TASK OBJECTIVE: Transcribe the entries that follow exactly as they appear, minus pictures.

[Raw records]
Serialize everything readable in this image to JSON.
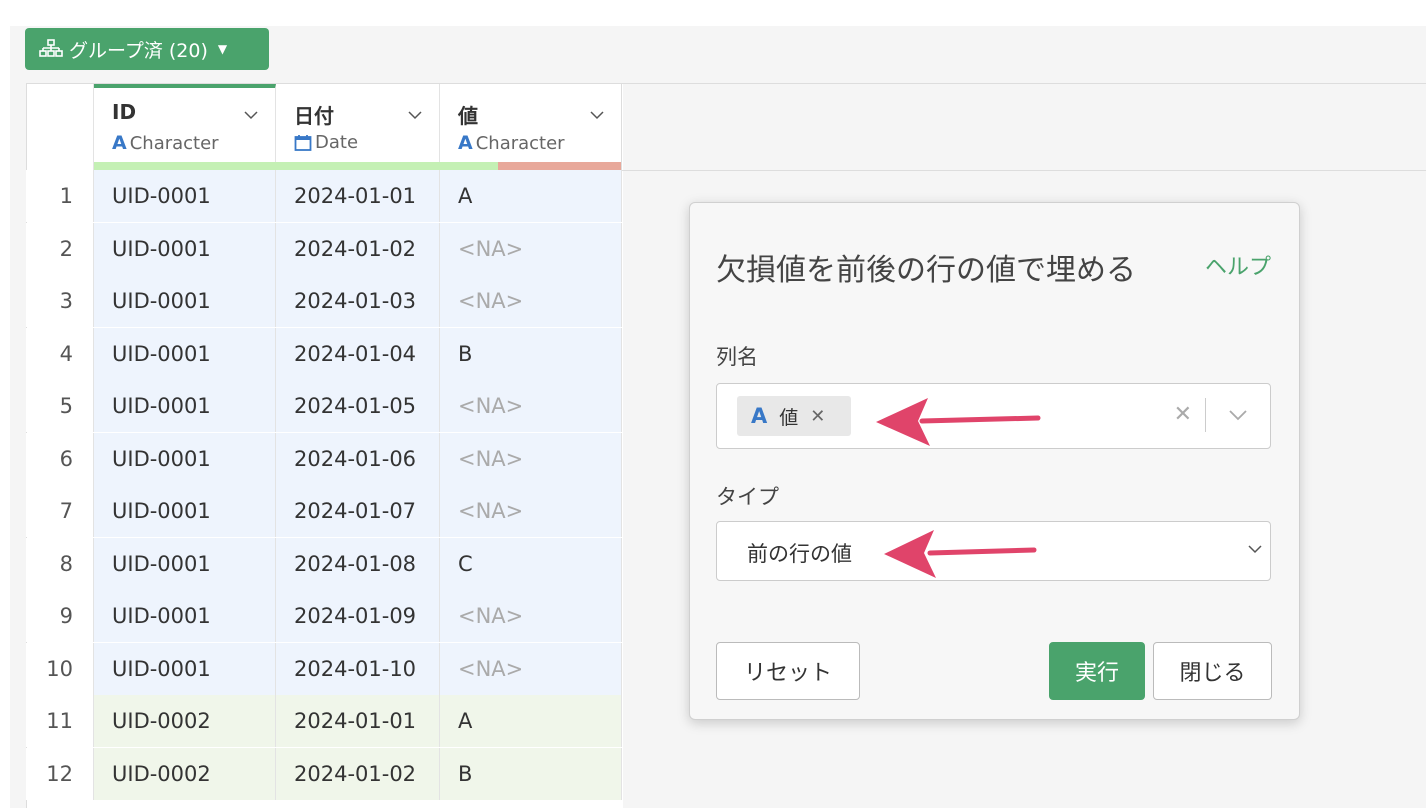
{
  "toolbar": {
    "group_label": "グループ済 (20)"
  },
  "columns": [
    {
      "name": "ID",
      "type": "Character"
    },
    {
      "name": "日付",
      "type": "Date"
    },
    {
      "name": "値",
      "type": "Character"
    }
  ],
  "rows": [
    {
      "num": "1",
      "id": "UID-0001",
      "date": "2024-01-01",
      "val": "A",
      "na": false,
      "group": 1
    },
    {
      "num": "2",
      "id": "UID-0001",
      "date": "2024-01-02",
      "val": "<NA>",
      "na": true,
      "group": 1
    },
    {
      "num": "3",
      "id": "UID-0001",
      "date": "2024-01-03",
      "val": "<NA>",
      "na": true,
      "group": 1
    },
    {
      "num": "4",
      "id": "UID-0001",
      "date": "2024-01-04",
      "val": "B",
      "na": false,
      "group": 1
    },
    {
      "num": "5",
      "id": "UID-0001",
      "date": "2024-01-05",
      "val": "<NA>",
      "na": true,
      "group": 1
    },
    {
      "num": "6",
      "id": "UID-0001",
      "date": "2024-01-06",
      "val": "<NA>",
      "na": true,
      "group": 1
    },
    {
      "num": "7",
      "id": "UID-0001",
      "date": "2024-01-07",
      "val": "<NA>",
      "na": true,
      "group": 1
    },
    {
      "num": "8",
      "id": "UID-0001",
      "date": "2024-01-08",
      "val": "C",
      "na": false,
      "group": 1
    },
    {
      "num": "9",
      "id": "UID-0001",
      "date": "2024-01-09",
      "val": "<NA>",
      "na": true,
      "group": 1
    },
    {
      "num": "10",
      "id": "UID-0001",
      "date": "2024-01-10",
      "val": "<NA>",
      "na": true,
      "group": 1
    },
    {
      "num": "11",
      "id": "UID-0002",
      "date": "2024-01-01",
      "val": "A",
      "na": false,
      "group": 2
    },
    {
      "num": "12",
      "id": "UID-0002",
      "date": "2024-01-02",
      "val": "B",
      "na": false,
      "group": 2
    }
  ],
  "dialog": {
    "title": "欠損値を前後の行の値で埋める",
    "help": "ヘルプ",
    "column_label": "列名",
    "selected_column": "値",
    "type_label": "タイプ",
    "type_value": "前の行の値",
    "reset": "リセット",
    "run": "実行",
    "close": "閉じる"
  },
  "colors": {
    "accent": "#4aa36c",
    "arrow": "#e0446a",
    "group1_bg": "#eef4fd",
    "group2_bg": "#f0f6ea",
    "type_char": "#3878c7"
  },
  "icons": [
    "group-icon",
    "caret-down-icon",
    "chevron-down-icon",
    "calendar-icon",
    "character-type-icon",
    "remove-icon",
    "clear-icon"
  ]
}
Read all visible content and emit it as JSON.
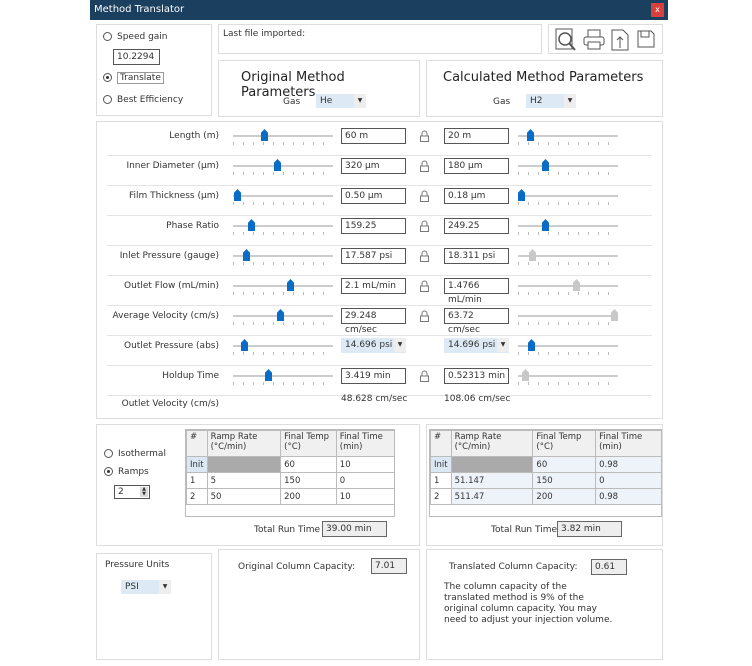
{
  "window": {
    "title": "Method Translator",
    "close": "x"
  },
  "mode": {
    "speed_gain_label": "Speed gain",
    "speed_gain_value": "10.2294",
    "translate_label": "Translate",
    "best_efficiency_label": "Best Efficiency",
    "selected": "Translate"
  },
  "file": {
    "last_imported_label": "Last file imported:"
  },
  "toolbar": {
    "icons": [
      "search-icon",
      "print-icon",
      "export-icon",
      "save-icon"
    ]
  },
  "original": {
    "title": "Original Method Parameters",
    "gas_label": "Gas",
    "gas": "He"
  },
  "calculated": {
    "title": "Calculated Method Parameters",
    "gas_label": "Gas",
    "gas": "H2"
  },
  "params": [
    {
      "label": "Length (m)",
      "orig": "60 m",
      "calc": "20 m",
      "orig_pos": 0.31,
      "calc_pos": 0.12,
      "calc_enabled": true
    },
    {
      "label": "Inner Diameter (µm)",
      "orig": "320 µm",
      "calc": "180 µm",
      "orig_pos": 0.44,
      "calc_pos": 0.27,
      "calc_enabled": true
    },
    {
      "label": "Film Thickness (µm)",
      "orig": "0.50 µm",
      "calc": "0.18 µm",
      "orig_pos": 0.04,
      "calc_pos": 0.03,
      "calc_enabled": true
    },
    {
      "label": "Phase Ratio",
      "orig": "159.25",
      "calc": "249.25",
      "orig_pos": 0.18,
      "calc_pos": 0.27,
      "calc_enabled": true
    },
    {
      "label": "Inlet Pressure (gauge)",
      "orig": "17.587 psi",
      "calc": "18.311 psi",
      "orig_pos": 0.13,
      "calc_pos": 0.14,
      "calc_enabled": false
    },
    {
      "label": "Outlet Flow (mL/min)",
      "orig": "2.1 mL/min",
      "calc": "1.4766 mL/min",
      "orig_pos": 0.57,
      "calc_pos": 0.58,
      "calc_enabled": false
    },
    {
      "label": "Average Velocity (cm/s)",
      "orig": "29.248 cm/sec",
      "calc": "63.72 cm/sec",
      "orig_pos": 0.47,
      "calc_pos": 0.96,
      "calc_enabled": false
    },
    {
      "label": "Outlet Pressure (abs)",
      "orig": "14.696 psi",
      "calc": "14.696 psi",
      "orig_pos": 0.11,
      "calc_pos": 0.13,
      "calc_enabled": true,
      "combo": true
    },
    {
      "label": "Holdup Time",
      "orig": "3.419 min",
      "calc": "0.52313 min",
      "orig_pos": 0.35,
      "calc_pos": 0.07,
      "calc_enabled": false
    }
  ],
  "outlet_velocity": {
    "label": "Outlet Velocity (cm/s)",
    "orig": "48.628 cm/sec",
    "calc": "108.06 cm/sec"
  },
  "oven": {
    "isothermal_label": "Isothermal",
    "ramps_label": "Ramps",
    "selected": "Ramps",
    "ramp_count": "2"
  },
  "table_headers": [
    "#",
    "Ramp Rate (°C/min)",
    "Final Temp (°C)",
    "Final Time (min)"
  ],
  "orig_table": [
    [
      "Init",
      "",
      "60",
      "10"
    ],
    [
      "1",
      "5",
      "150",
      "0"
    ],
    [
      "2",
      "50",
      "200",
      "10"
    ]
  ],
  "calc_table": [
    [
      "Init",
      "",
      "60",
      "0.98"
    ],
    [
      "1",
      "51.147",
      "150",
      "0"
    ],
    [
      "2",
      "511.47",
      "200",
      "0.98"
    ]
  ],
  "orig_run": {
    "label": "Total Run Time",
    "value": "39.00 min"
  },
  "calc_run": {
    "label": "Total Run Time",
    "value": "3.82 min"
  },
  "pressure": {
    "label": "Pressure Units",
    "value": "PSI"
  },
  "capacity": {
    "orig_label": "Original Column Capacity:",
    "orig_value": "7.01",
    "calc_label": "Translated Column Capacity:",
    "calc_value": "0.61",
    "note": "The column capacity of the translated method is 9% of the original column capacity.  You may need to adjust your injection volume."
  }
}
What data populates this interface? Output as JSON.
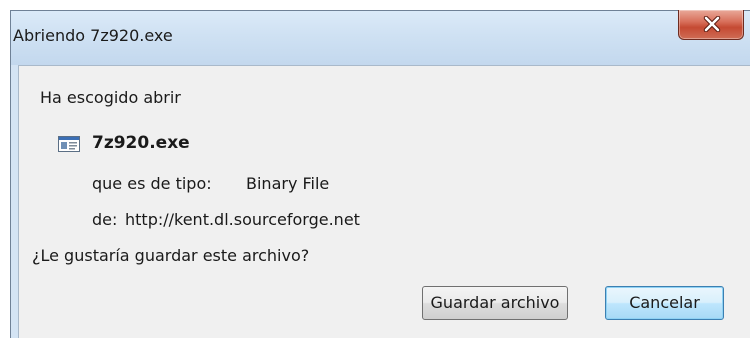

SOLUTION TO THE EXERCISE:
Serialize everything readable in this image to JSON.
{
  "toolbar": {
    "group_label": "グループ済 (20)"
  },
  "columns": [
    {
      "name": "ID",
      "type": "Character"
    },
    {
      "name": "日付",
      "type": "Date"
    },
    {
      "name": "値",
      "type": "Character"
    }
  ],
  "rows": [
    {
      "num": "1",
      "id": "UID-0001",
      "date": "2024-01-01",
      "val": "A",
      "na": false,
      "group": 1
    },
    {
      "num": "2",
      "id": "UID-0001",
      "date": "2024-01-02",
      "val": "<NA>",
      "na": true,
      "group": 1
    },
    {
      "num": "3",
      "id": "UID-0001",
      "date": "2024-01-03",
      "val": "<NA>",
      "na": true,
      "group": 1
    },
    {
      "num": "4",
      "id": "UID-0001",
      "date": "2024-01-04",
      "val": "B",
      "na": false,
      "group": 1
    },
    {
      "num": "5",
      "id": "UID-0001",
      "date": "2024-01-05",
      "val": "<NA>",
      "na": true,
      "group": 1
    },
    {
      "num": "6",
      "id": "UID-0001",
      "date": "2024-01-06",
      "val": "<NA>",
      "na": true,
      "group": 1
    },
    {
      "num": "7",
      "id": "UID-0001",
      "date": "2024-01-07",
      "val": "<NA>",
      "na": true,
      "group": 1
    },
    {
      "num": "8",
      "id": "UID-0001",
      "date": "2024-01-08",
      "val": "C",
      "na": false,
      "group": 1
    },
    {
      "num": "9",
      "id": "UID-0001",
      "date": "2024-01-09",
      "val": "<NA>",
      "na": true,
      "group": 1
    },
    {
      "num": "10",
      "id": "UID-0001",
      "date": "2024-01-10",
      "val": "<NA>",
      "na": true,
      "group": 1
    },
    {
      "num": "11",
      "id": "UID-0002",
      "date": "2024-01-01",
      "val": "A",
      "na": false,
      "group": 2
    },
    {
      "num": "12",
      "id": "UID-0002",
      "date": "2024-01-02",
      "val": "B",
      "na": false,
      "group": 2
    }
  ],
  "dialog": {
    "title": "欠損値を前後の行の値で埋める",
    "help": "ヘルプ",
    "column_label": "列名",
    "selected_column": "値",
    "type_label": "タイプ",
    "type_value": "前の行の値",
    "reset": "リセット",
    "run": "実行",
    "close": "閉じる"
  },
  "colors": {
    "accent": "#4aa36c",
    "arrow": "#e0446a",
    "group1_bg": "#eef4fd",
    "group2_bg": "#f0f6ea",
    "type_char": "#3878c7"
  },
  "icons": [
    "group-icon",
    "caret-down-icon",
    "chevron-down-icon",
    "calendar-icon",
    "character-type-icon",
    "remove-icon",
    "clear-icon"
  ]
}
Read all visible content and emit it as JSON.
{
  "window": {
    "title": "Method Translator",
    "close": "x"
  },
  "mode": {
    "speed_gain_label": "Speed gain",
    "speed_gain_value": "10.2294",
    "translate_label": "Translate",
    "best_efficiency_label": "Best Efficiency",
    "selected": "Translate"
  },
  "file": {
    "last_imported_label": "Last file imported:"
  },
  "toolbar": {
    "icons": [
      "search-icon",
      "print-icon",
      "export-icon",
      "save-icon"
    ]
  },
  "original": {
    "title": "Original Method Parameters",
    "gas_label": "Gas",
    "gas": "He"
  },
  "calculated": {
    "title": "Calculated Method Parameters",
    "gas_label": "Gas",
    "gas": "H2"
  },
  "params": [
    {
      "label": "Length (m)",
      "orig": "60 m",
      "calc": "20 m",
      "orig_pos": 0.31,
      "calc_pos": 0.12,
      "calc_enabled": true
    },
    {
      "label": "Inner Diameter (µm)",
      "orig": "320 µm",
      "calc": "180 µm",
      "orig_pos": 0.44,
      "calc_pos": 0.27,
      "calc_enabled": true
    },
    {
      "label": "Film Thickness (µm)",
      "orig": "0.50 µm",
      "calc": "0.18 µm",
      "orig_pos": 0.04,
      "calc_pos": 0.03,
      "calc_enabled": true
    },
    {
      "label": "Phase Ratio",
      "orig": "159.25",
      "calc": "249.25",
      "orig_pos": 0.18,
      "calc_pos": 0.27,
      "calc_enabled": true
    },
    {
      "label": "Inlet Pressure (gauge)",
      "orig": "17.587 psi",
      "calc": "18.311 psi",
      "orig_pos": 0.13,
      "calc_pos": 0.14,
      "calc_enabled": false
    },
    {
      "label": "Outlet Flow (mL/min)",
      "orig": "2.1 mL/min",
      "calc": "1.4766 mL/min",
      "orig_pos": 0.57,
      "calc_pos": 0.58,
      "calc_enabled": false
    },
    {
      "label": "Average Velocity (cm/s)",
      "orig": "29.248 cm/sec",
      "calc": "63.72 cm/sec",
      "orig_pos": 0.47,
      "calc_pos": 0.96,
      "calc_enabled": false
    },
    {
      "label": "Outlet Pressure (abs)",
      "orig": "14.696 psi",
      "calc": "14.696 psi",
      "orig_pos": 0.11,
      "calc_pos": 0.13,
      "calc_enabled": true,
      "combo": true
    },
    {
      "label": "Holdup Time",
      "orig": "3.419 min",
      "calc": "0.52313 min",
      "orig_pos": 0.35,
      "calc_pos": 0.07,
      "calc_enabled": false
    }
  ],
  "outlet_velocity": {
    "label": "Outlet Velocity (cm/s)",
    "orig": "48.628 cm/sec",
    "calc": "108.06 cm/sec"
  },
  "oven": {
    "isothermal_label": "Isothermal",
    "ramps_label": "Ramps",
    "selected": "Ramps",
    "ramp_count": "2"
  },
  "table_headers": [
    "#",
    "Ramp Rate (°C/min)",
    "Final Temp (°C)",
    "Final Time (min)"
  ],
  "orig_table": [
    [
      "Init",
      "",
      "60",
      "10"
    ],
    [
      "1",
      "5",
      "150",
      "0"
    ],
    [
      "2",
      "50",
      "200",
      "10"
    ]
  ],
  "calc_table": [
    [
      "Init",
      "",
      "60",
      "0.98"
    ],
    [
      "1",
      "51.147",
      "150",
      "0"
    ],
    [
      "2",
      "511.47",
      "200",
      "0.98"
    ]
  ],
  "orig_run": {
    "label": "Total Run Time",
    "value": "39.00 min"
  },
  "calc_run": {
    "label": "Total Run Time",
    "value": "3.82 min"
  },
  "pressure": {
    "label": "Pressure Units",
    "value": "PSI"
  },
  "capacity": {
    "orig_label": "Original Column Capacity:",
    "orig_value": "7.01",
    "calc_label": "Translated Column Capacity:",
    "calc_value": "0.61",
    "note": "The column capacity of the translated method is 9% of the original column capacity.  You may need to adjust your injection volume."
  }
}
What data populates this interface? Output as JSON.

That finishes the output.